## Instructions to follow
Look through the data below. Pick out the lines holding the string "HELHa".

## Input data
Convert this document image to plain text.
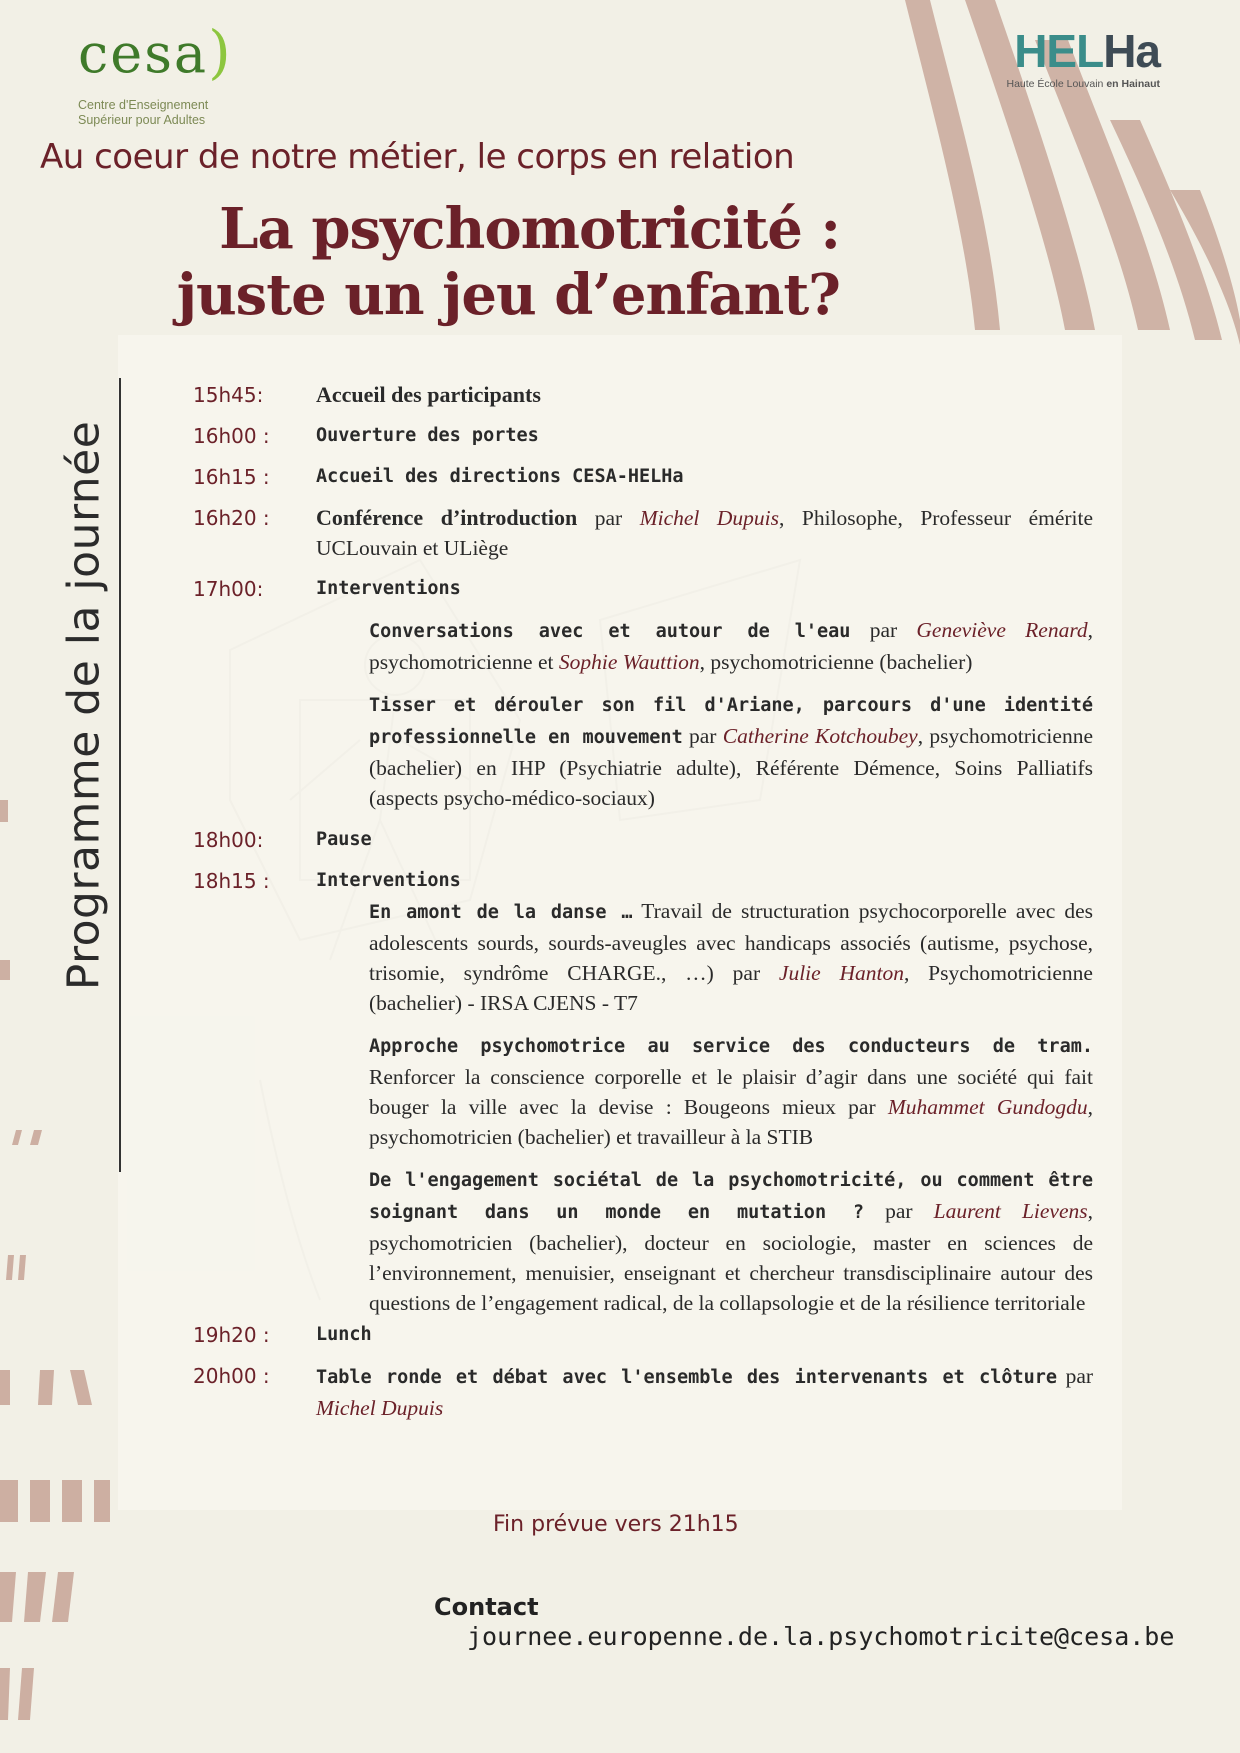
cesa)
Centre d'Enseignement
Supérieur pour Adultes
HELHa
Haute École Louvain en Hainaut
Au coeur de notre métier, le corps en relation
La psychomotricité :
juste un jeu d’enfant?
Programme de la journée
15h45:	Accueil des participants
16h00 :	Ouverture des portes
16h15 :	Accueil des directions CESA-HELHa
16h20 :	Conférence d’introduction par Michel Dupuis, Philosophe, Professeur émérite UCLouvain et ULiège
17h00:	Interventions
Conversations avec et autour de l'eau par Geneviève Renard, psychomotricienne et Sophie Wauttion, psychomotricienne (bachelier)
Tisser et dérouler son fil d'Ariane, parcours d'une identité professionnelle en mouvement par Catherine Kotchoubey, psychomotricienne (bachelier) en IHP (Psychiatrie adulte), Référente Démence, Soins Palliatifs (aspects psycho-médico-sociaux)
18h00:	Pause
18h15 :	Interventions
En amont de la danse … Travail de structuration psychocorporelle avec des adolescents sourds, sourds-aveugles avec handicaps associés (autisme, psychose, trisomie, syndrôme CHARGE., …) par Julie Hanton, Psychomotricienne (bachelier) - IRSA CJENS - T7
Approche psychomotrice au service des conducteurs de tram. Renforcer la conscience corporelle et le plaisir d’agir dans une société qui fait bouger la ville avec la devise : Bougeons mieux par Muhammet Gundogdu, psychomotricien (bachelier) et travailleur à la STIB
De l'engagement sociétal de la psychomotricité, ou comment être soignant dans un monde en mutation ? par Laurent Lievens, psychomotricien (bachelier), docteur en sociologie, master en sciences de l’environnement, menuisier, enseignant et chercheur transdisciplinaire autour des questions de l’engagement radical, de la collapsologie et de la résilience territoriale
19h20 :	Lunch
20h00 :	Table ronde et débat avec l'ensemble des intervenants et clôture par Michel Dupuis
Fin prévue vers 21h15
Contact
journee.europenne.de.la.psychomotricite@cesa.be
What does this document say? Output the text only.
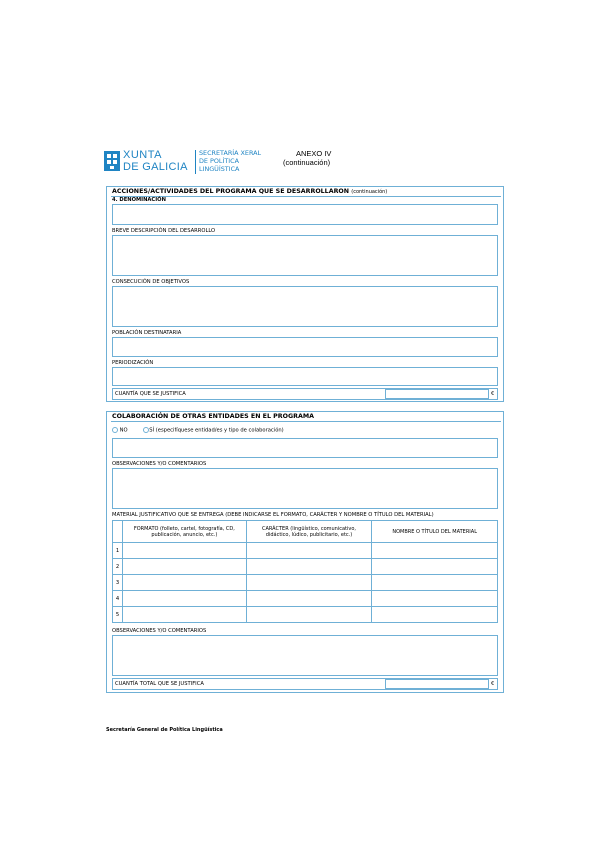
XUNTA
DE GALICIA
SECRETARÍA XERAL
DE POLÍTICA
LINGÜÍSTICA
ANEXO IV
(continuación)
ACCIONES/ACTIVIDADES DEL PROGRAMA QUE SE DESARROLLARON (continuación)
4. DENOMINACIÓN
BREVE DESCRIPCIÓN DEL DESARROLLO
CONSECUCIÓN DE OBJETIVOS
POBLACIÓN DESTINATARIA
PERIODIZACIÓN
CUANTÍA QUE SE JUSTIFICA	€
COLABORACIÓN DE OTRAS ENTIDADES EN EL PROGRAMA
NO	SÍ (especifíquese entidad/es y tipo de colaboración)
OBSERVACIONES Y/O COMENTARIOS
MATERIAL JUSTIFICATIVO QUE SE ENTREGA (DEBE INDICARSE EL FORMATO, CARÁCTER Y NOMBRE O TÍTULO DEL MATERIAL)
	FORMATO (folleto, cartel, fotografía, CD, publicación, anuncio, etc.)	CARÁCTER (lingüístico, comunicativo, didáctico, lúdico, publicitario, etc.)	NOMBRE O TÍTULO DEL MATERIAL
1			
2			
3			
4			
5			
OBSERVACIONES Y/O COMENTARIOS
CUANTÍA TOTAL QUE SE JUSTIFICA	€
Secretaría General de Política Lingüística
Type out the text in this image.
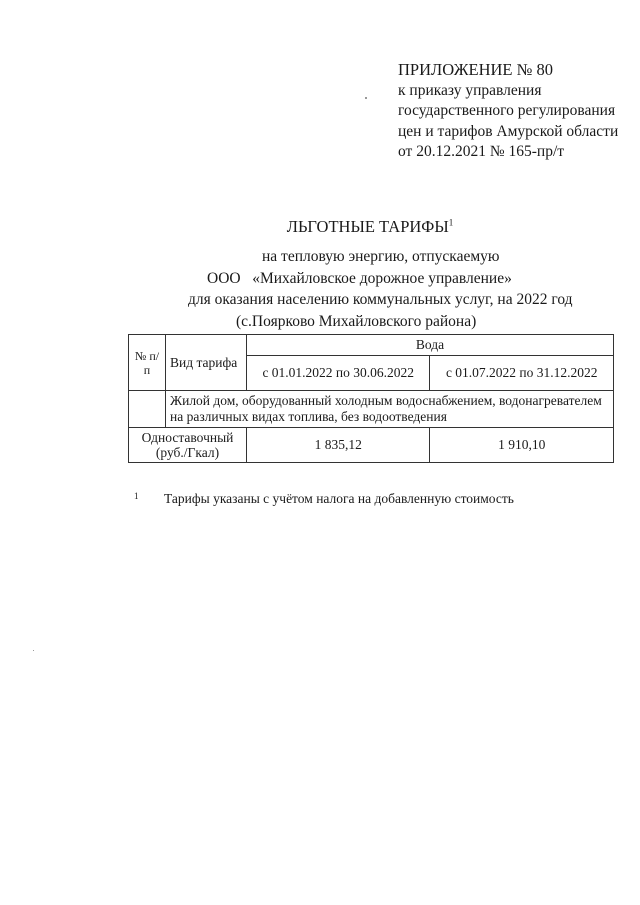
ПРИЛОЖЕНИЕ № 80
к приказу управления
государственного регулирования
цен и тарифов Амурской области
от 20.12.2021 № 165-пр/т
ЛЬГОТНЫЕ ТАРИФЫ$^1$
на тепловую энергию, отпускаемую
ООО   «Михайловское дорожное управление»
для оказания населению коммунальных услуг, на 2022 год
(с.Поярково Михайловского района)
№ п/п	Вид тарифа	Вода	
		с 01.01.2022 по 30.06.2022	с 01.07.2022 по 31.12.2022
	Жилой дом, оборудованный холодным водоснабжением, водонагревателем на различных видах топлива, без водоотведения		
Одноставочный (руб./Гкал)		1 835,12	1 910,10
1 Тарифы указаны с учётом налога на добавленную стоимость
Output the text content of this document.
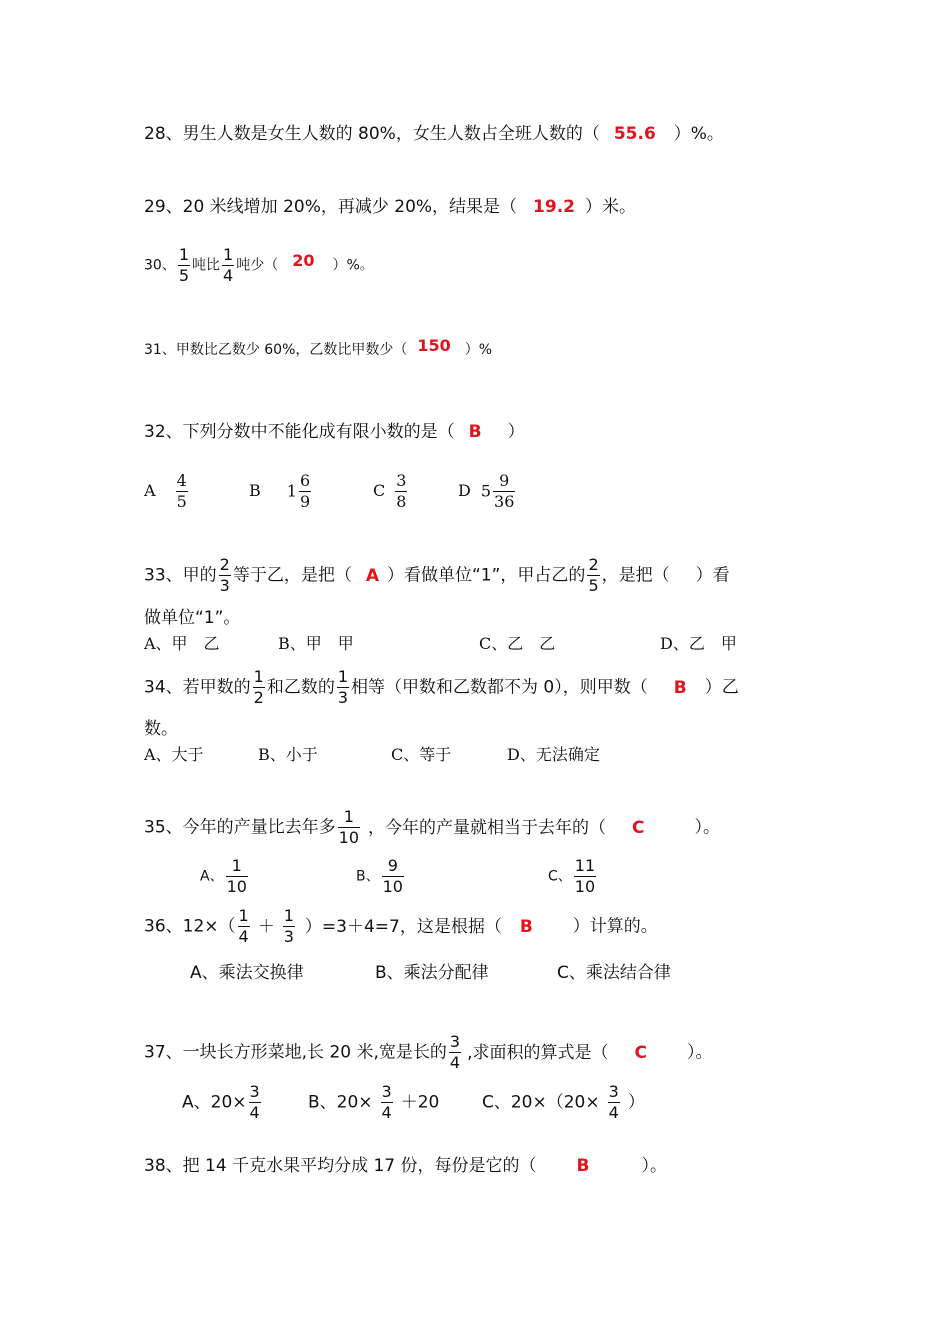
28、男生人数是女生人数的 80%，女生人数占全班人数的（ 55.6 ）%。
29、20 米线增加 20%，再减少 20%，结果是（ 19.2 ）米。
30、 $\frac{1}{5}$ 吨比 $\frac{1}{4}$ 吨少（ 20 ）%。
31、甲数比乙数少 60%，乙数比甲数少（ 150 ）%
32、下列分数中不能化成有限小数的是（ B ）
A $\frac{4}{5}$	B $1 \frac{6}{9}$	C $\frac{3}{8}$	D $5 \frac{9}{36}$
33、甲的 $\frac{2}{3}$ 等于乙，是把（ A ）看做单位“1”，甲占乙的 $\frac{2}{5}$ ，是把（ ）看
做单位“1”。
A、甲　乙	B、甲　甲	C、乙　乙	D、乙　甲
34、若甲数的 $\frac{1}{2}$ 和乙数的 $\frac{1}{3}$ 相等（甲数和乙数都不为 0），则甲数（ B ）乙
数。
A、大于	B、小于	C、等于	D、无法确定
35、今年的产量比去年多 $\frac{1}{10}$ ，今年的产量就相当于去年的（ C	）。
A、 $\frac{1}{10}$	B、 $\frac{9}{10}$	C、 $\frac{11}{10}$
36、$12\times( \frac{1}{4} + \frac{1}{3} )=3+4=7$，这是根据（ B ）计算的。
A、乘法交换律	B、乘法分配律	C、乘法结合律
37、一块长方形菜地,长 20 米,宽是长的 $\frac{3}{4}$ ,求面积的算式是（ C ）。
A、$20\times \frac{3}{4}$	B、$20\times \frac{3}{4} +20$	C、$20\times(20\times \frac{3}{4}$ ）
38、把 14 千克水果平均分成 17 份，每份是它的（ B	）。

## Exercise response
HELHa
16h15 :	Accueil des directions CESA-HELHa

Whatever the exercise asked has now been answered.